__Set problem__
Read through the data and report every line in which the word "hacia" occurs.

** START Record list **

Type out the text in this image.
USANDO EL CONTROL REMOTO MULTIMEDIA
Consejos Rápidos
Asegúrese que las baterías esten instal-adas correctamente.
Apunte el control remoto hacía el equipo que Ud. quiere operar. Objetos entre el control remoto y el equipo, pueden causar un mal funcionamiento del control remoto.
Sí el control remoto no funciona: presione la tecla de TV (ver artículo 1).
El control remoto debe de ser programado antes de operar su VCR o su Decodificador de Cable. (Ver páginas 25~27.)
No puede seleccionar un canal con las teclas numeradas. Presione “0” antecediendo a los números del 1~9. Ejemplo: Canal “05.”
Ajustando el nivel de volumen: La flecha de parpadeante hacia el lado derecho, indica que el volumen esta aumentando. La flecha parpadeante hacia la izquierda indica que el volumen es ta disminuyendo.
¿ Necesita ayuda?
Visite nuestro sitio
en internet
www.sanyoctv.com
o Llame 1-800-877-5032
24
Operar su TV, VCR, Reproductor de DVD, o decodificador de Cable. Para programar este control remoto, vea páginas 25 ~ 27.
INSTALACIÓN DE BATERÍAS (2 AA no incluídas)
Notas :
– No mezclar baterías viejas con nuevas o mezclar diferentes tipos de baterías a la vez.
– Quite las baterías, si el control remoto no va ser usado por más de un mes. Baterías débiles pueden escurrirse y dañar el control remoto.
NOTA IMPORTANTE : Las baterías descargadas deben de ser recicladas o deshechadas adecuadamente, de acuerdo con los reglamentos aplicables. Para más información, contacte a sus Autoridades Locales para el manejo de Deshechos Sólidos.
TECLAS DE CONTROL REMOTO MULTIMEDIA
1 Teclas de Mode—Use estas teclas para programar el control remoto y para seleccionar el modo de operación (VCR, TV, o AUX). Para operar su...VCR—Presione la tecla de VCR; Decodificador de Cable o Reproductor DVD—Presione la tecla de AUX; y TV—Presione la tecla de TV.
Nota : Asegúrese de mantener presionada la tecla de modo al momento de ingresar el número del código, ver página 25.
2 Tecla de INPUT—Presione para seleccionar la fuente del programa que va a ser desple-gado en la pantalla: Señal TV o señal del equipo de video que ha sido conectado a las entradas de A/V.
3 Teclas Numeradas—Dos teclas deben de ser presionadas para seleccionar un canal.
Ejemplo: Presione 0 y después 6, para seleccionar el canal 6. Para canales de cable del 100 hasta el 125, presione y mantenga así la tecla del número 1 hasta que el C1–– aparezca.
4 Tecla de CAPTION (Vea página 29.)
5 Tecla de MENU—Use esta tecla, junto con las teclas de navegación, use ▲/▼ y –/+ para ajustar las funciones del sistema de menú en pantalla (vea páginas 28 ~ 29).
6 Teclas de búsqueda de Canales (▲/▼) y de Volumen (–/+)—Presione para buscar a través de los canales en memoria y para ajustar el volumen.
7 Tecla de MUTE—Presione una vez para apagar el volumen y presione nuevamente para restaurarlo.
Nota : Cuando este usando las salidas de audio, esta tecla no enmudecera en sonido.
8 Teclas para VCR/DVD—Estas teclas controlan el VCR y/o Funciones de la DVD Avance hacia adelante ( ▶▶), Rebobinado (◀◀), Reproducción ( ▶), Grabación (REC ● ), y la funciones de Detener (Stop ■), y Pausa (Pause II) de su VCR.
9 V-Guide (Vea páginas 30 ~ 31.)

** END Record list **

__Answer for the task__
Ajustando el nivel de volumen: La flecha de parpadeante hacia el lado derecho, indica que el volumen esta aumentando. La flecha parpadeante hacia la izquierda indica que el volumen es ta disminuyendo.
8 Teclas para VCR/DVD—Estas teclas controlan el VCR y/o Funciones de la DVD Avance hacia adelante ( ▶▶), Rebobinado (◀◀), Reproducción ( ▶), Grabación (REC ● ), y la funciones de Detener (Stop ■), y Pausa (Pause II) de su VCR.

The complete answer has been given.